## Exercise details:
Locate each line of the material that contains "text", then return it.
==== Provided data
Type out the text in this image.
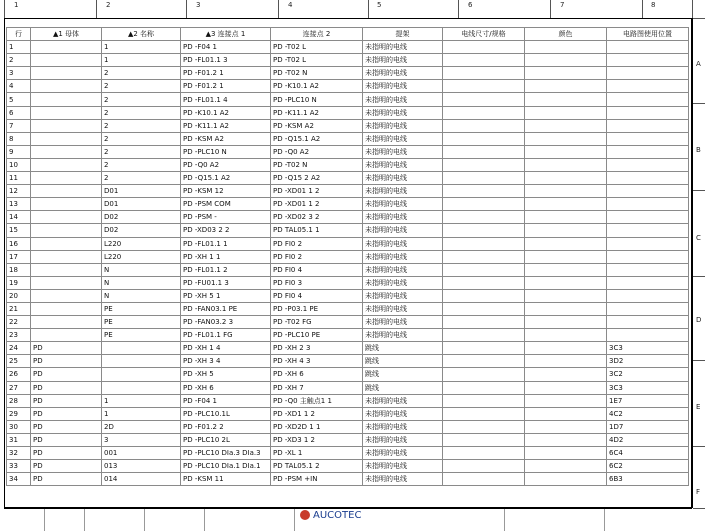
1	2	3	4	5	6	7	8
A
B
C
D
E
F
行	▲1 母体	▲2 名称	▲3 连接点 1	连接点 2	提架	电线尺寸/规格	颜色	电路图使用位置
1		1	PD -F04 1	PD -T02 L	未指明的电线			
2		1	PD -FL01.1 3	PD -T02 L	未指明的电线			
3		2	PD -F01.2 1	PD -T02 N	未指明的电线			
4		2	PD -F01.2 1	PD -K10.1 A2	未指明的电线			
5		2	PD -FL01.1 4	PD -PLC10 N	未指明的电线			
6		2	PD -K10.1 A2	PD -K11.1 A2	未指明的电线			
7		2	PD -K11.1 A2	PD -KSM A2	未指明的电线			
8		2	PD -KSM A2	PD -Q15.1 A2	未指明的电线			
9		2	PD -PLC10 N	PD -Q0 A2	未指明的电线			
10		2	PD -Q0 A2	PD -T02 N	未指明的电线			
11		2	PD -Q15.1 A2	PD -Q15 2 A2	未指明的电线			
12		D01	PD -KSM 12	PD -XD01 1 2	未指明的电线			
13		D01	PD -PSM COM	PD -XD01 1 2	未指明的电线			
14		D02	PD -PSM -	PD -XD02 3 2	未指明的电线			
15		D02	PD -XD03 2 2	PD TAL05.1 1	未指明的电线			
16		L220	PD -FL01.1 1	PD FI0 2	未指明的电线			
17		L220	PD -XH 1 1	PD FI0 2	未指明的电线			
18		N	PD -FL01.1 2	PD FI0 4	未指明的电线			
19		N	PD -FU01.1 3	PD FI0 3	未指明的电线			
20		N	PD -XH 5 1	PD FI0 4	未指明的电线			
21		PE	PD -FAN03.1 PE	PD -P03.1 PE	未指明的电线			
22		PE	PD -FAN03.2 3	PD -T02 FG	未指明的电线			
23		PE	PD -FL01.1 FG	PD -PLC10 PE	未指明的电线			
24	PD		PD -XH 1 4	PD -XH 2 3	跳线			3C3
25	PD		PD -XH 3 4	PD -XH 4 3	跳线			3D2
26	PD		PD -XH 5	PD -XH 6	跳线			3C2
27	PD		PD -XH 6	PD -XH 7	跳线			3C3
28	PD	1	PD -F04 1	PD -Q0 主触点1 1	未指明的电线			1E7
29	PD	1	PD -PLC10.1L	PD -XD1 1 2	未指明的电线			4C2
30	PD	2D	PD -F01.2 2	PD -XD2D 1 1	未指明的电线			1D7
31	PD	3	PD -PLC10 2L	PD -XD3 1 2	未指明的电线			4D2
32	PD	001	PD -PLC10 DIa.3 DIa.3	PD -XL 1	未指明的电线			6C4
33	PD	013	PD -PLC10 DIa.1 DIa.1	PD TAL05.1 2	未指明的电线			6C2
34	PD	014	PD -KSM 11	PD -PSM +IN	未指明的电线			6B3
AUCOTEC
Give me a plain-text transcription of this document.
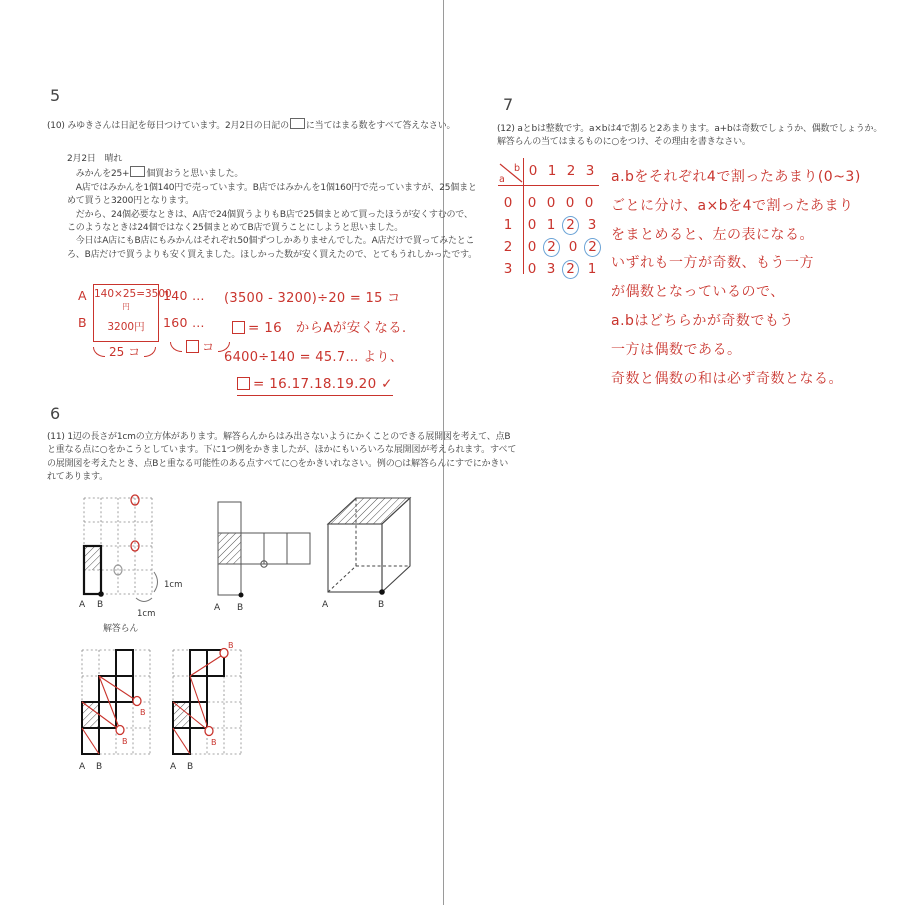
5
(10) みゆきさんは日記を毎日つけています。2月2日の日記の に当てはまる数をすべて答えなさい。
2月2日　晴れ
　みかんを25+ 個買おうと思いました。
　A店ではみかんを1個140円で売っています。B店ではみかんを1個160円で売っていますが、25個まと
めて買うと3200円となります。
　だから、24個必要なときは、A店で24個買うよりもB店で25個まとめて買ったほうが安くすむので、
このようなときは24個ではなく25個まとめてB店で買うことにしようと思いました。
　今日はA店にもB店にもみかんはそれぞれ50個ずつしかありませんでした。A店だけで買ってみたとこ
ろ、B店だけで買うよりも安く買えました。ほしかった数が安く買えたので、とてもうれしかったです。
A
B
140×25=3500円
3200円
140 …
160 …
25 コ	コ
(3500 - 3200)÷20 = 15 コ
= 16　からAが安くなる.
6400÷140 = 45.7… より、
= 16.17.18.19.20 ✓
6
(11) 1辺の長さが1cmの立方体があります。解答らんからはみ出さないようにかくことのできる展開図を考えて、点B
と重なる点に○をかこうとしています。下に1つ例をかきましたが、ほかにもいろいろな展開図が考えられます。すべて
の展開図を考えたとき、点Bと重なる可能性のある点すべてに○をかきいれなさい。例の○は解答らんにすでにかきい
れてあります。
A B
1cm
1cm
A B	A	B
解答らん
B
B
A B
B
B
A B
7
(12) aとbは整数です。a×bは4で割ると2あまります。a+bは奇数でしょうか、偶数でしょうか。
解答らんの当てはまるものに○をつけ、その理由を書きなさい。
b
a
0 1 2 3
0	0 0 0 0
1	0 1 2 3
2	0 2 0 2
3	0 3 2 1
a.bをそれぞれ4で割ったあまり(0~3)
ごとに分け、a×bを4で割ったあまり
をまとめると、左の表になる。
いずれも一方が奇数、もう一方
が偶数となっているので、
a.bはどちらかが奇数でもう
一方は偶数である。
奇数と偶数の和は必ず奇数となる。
========
## Task response:
Type out the text in this image.
Give me a plain-text transcription of this document.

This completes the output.